• Description of the task
Check each line for the string "Trump" and give only the count of lines that have it.

• Records provided
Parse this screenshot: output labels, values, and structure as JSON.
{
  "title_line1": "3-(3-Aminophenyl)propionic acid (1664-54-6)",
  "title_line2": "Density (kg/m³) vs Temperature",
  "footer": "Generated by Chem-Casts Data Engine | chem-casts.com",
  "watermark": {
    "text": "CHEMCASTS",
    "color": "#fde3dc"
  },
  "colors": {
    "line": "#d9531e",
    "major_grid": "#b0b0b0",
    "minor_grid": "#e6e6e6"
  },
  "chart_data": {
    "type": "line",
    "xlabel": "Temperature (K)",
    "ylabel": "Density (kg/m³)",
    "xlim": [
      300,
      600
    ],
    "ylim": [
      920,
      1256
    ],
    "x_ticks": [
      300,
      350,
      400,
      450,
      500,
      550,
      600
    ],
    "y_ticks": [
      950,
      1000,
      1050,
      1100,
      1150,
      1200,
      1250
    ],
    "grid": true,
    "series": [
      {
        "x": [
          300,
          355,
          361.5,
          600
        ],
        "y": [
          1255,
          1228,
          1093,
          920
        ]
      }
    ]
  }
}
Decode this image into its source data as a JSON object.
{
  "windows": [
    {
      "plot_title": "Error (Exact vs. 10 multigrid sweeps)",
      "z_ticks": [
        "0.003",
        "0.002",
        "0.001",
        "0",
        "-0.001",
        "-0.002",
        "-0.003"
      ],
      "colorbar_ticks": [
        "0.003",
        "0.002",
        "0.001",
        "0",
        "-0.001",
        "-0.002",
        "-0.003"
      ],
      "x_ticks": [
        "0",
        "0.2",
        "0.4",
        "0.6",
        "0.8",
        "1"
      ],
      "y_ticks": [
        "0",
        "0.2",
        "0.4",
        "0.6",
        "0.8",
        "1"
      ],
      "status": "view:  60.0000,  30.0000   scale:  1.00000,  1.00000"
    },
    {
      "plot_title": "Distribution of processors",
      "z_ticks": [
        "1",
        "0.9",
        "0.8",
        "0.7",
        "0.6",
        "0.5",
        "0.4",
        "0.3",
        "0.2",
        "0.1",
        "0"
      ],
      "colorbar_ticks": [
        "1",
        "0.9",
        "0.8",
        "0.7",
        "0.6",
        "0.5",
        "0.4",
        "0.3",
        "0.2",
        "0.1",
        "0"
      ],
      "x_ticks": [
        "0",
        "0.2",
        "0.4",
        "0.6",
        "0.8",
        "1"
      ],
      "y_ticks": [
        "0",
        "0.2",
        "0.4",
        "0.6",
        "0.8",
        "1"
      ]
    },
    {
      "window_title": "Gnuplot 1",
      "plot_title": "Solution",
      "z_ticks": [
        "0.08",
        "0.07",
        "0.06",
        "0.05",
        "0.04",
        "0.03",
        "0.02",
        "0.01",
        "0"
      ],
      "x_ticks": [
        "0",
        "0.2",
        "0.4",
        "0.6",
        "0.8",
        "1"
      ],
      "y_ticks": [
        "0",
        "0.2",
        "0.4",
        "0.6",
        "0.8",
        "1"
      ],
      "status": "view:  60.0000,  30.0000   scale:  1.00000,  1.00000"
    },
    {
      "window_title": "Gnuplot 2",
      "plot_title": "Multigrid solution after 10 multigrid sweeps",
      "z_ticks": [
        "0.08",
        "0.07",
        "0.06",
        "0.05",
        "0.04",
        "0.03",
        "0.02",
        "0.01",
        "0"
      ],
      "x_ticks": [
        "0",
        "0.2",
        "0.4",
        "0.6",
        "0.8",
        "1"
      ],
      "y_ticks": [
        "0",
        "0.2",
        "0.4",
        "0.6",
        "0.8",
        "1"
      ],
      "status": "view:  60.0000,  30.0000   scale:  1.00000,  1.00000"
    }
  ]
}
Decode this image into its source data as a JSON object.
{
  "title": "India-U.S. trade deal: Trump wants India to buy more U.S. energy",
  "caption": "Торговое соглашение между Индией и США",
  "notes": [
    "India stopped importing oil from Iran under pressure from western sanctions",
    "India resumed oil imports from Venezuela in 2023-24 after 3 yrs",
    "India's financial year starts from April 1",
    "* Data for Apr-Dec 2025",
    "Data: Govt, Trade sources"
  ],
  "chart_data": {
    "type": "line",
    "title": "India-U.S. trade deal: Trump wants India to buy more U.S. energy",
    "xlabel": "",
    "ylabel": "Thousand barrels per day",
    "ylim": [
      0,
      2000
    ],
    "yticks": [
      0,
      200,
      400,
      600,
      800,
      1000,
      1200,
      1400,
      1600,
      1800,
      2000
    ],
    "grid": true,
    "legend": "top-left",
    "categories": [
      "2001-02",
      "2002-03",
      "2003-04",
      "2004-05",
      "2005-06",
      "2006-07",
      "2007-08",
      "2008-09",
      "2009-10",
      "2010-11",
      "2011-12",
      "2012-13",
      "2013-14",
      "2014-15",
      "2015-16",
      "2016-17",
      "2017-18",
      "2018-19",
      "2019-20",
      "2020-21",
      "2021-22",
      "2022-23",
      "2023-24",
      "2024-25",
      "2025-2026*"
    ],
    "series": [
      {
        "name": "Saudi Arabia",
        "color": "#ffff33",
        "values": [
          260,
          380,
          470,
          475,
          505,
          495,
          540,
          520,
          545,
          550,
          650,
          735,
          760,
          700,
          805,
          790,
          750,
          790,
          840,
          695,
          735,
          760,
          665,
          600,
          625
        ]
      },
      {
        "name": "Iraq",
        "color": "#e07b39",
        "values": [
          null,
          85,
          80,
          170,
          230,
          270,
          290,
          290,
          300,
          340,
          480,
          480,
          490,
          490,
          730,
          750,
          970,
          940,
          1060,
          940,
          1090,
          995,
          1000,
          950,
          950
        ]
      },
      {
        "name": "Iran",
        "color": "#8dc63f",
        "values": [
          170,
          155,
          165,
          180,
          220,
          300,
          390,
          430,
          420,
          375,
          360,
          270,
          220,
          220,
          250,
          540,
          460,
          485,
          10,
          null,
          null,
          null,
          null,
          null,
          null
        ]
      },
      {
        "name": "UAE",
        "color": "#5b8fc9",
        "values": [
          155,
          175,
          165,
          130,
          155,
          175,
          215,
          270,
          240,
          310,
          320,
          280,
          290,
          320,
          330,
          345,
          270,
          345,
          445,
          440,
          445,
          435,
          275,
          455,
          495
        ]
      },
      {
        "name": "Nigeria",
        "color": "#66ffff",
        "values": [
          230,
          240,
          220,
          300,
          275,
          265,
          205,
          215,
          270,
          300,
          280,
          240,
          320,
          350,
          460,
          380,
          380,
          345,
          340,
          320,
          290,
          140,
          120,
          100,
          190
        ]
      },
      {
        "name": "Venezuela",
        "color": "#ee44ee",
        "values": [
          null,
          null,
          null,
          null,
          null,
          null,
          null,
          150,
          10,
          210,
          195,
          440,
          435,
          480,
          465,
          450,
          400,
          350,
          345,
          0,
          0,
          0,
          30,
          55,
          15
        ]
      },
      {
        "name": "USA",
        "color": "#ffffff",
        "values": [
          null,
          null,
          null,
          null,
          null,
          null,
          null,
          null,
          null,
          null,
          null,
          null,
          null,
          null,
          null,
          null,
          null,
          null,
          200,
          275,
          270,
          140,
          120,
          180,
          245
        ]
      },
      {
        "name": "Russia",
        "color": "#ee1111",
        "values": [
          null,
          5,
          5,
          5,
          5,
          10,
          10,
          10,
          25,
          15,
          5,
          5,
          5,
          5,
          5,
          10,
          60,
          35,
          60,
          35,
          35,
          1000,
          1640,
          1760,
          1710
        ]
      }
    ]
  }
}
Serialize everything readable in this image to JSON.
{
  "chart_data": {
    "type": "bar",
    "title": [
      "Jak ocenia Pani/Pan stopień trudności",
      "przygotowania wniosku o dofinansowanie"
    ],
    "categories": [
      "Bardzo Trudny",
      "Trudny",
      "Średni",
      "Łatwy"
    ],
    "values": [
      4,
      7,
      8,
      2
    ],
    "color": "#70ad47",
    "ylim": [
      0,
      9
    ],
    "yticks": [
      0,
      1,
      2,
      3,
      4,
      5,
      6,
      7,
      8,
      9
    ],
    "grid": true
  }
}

• Solution below
2